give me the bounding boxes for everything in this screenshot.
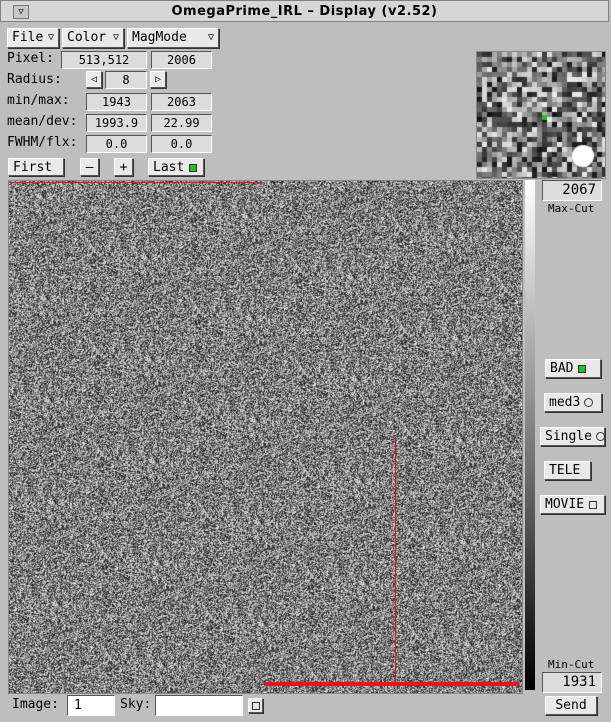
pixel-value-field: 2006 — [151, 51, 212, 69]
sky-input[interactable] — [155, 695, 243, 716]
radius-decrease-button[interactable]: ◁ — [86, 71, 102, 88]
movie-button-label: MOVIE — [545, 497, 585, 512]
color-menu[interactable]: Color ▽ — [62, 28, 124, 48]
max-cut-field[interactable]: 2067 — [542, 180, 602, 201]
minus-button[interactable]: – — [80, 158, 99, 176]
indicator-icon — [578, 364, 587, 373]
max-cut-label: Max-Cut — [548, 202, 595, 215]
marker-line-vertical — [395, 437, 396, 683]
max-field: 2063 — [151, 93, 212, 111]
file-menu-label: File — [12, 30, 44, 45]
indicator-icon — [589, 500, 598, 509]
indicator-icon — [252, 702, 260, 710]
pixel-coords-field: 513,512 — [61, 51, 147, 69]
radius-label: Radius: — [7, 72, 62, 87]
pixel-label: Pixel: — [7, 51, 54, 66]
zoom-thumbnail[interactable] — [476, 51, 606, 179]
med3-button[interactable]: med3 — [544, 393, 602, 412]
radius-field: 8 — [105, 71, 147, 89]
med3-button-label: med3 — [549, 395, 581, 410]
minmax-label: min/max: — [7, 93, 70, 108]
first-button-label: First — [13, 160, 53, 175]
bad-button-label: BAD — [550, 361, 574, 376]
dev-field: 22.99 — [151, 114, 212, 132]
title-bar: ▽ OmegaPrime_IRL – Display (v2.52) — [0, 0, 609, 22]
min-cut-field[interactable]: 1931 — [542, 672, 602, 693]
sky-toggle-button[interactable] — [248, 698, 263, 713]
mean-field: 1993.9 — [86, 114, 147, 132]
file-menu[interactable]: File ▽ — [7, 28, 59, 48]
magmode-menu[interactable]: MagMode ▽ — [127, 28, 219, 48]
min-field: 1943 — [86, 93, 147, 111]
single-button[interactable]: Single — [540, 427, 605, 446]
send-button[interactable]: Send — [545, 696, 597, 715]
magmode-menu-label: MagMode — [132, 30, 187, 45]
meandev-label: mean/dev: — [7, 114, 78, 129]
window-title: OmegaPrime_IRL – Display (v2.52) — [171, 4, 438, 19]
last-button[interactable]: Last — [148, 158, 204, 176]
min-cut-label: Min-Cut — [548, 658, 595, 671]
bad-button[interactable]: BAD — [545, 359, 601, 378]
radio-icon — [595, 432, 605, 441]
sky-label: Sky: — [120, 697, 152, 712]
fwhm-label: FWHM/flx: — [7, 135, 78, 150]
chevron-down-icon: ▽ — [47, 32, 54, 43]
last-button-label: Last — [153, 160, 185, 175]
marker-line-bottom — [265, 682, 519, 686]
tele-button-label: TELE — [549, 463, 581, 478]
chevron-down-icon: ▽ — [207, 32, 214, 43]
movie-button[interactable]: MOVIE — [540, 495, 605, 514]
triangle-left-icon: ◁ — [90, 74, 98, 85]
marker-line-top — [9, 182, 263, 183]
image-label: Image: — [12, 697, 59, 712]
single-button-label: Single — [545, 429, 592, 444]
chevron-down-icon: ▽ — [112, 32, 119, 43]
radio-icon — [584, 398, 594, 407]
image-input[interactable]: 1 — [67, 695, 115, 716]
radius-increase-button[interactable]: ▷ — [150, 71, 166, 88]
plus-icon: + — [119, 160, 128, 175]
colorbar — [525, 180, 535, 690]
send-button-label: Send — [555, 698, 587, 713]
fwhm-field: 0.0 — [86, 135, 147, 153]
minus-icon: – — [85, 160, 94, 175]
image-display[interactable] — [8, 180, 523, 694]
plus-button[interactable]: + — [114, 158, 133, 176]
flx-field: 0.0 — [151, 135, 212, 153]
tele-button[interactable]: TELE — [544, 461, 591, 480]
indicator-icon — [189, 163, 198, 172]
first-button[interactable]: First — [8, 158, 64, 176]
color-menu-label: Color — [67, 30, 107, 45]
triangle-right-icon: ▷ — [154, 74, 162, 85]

____________________

• [DIRECTIONS FOR THIS TASK] Print the entries that begin with the line containing "pixel-value-field: 2006 — [151, 51, 212, 69]" and end with the line containing "first-button-label: First —", keeping both of those lines.

• [ANSWER IN FULL]
pixel-value-field: 2006 — [151, 51, 212, 69]
sky-input[interactable] — [155, 695, 243, 716]
radius-decrease-button[interactable]: ◁ — [86, 71, 102, 88]
movie-button-label: MOVIE — [545, 497, 585, 512]
color-menu[interactable]: Color ▽ — [62, 28, 124, 48]
max-cut-field[interactable]: 2067 — [542, 180, 602, 201]
minus-button[interactable]: – — [80, 158, 99, 176]
indicator-icon — [578, 364, 587, 373]
max-cut-label: Max-Cut — [548, 202, 595, 215]
marker-line-vertical — [395, 437, 396, 683]
max-field: 2063 — [151, 93, 212, 111]
file-menu-label: File — [12, 30, 44, 45]
indicator-icon — [589, 500, 598, 509]
indicator-icon — [252, 702, 260, 710]
pixel-coords-field: 513,512 — [61, 51, 147, 69]
radius-label: Radius: — [7, 72, 62, 87]
pixel-label: Pixel: — [7, 51, 54, 66]
zoom-thumbnail[interactable] — [476, 51, 606, 179]
med3-button[interactable]: med3 — [544, 393, 602, 412]
radius-field: 8 — [105, 71, 147, 89]
med3-button-label: med3 — [549, 395, 581, 410]
minmax-label: min/max: — [7, 93, 70, 108]
first-button-label: First — [13, 160, 53, 175]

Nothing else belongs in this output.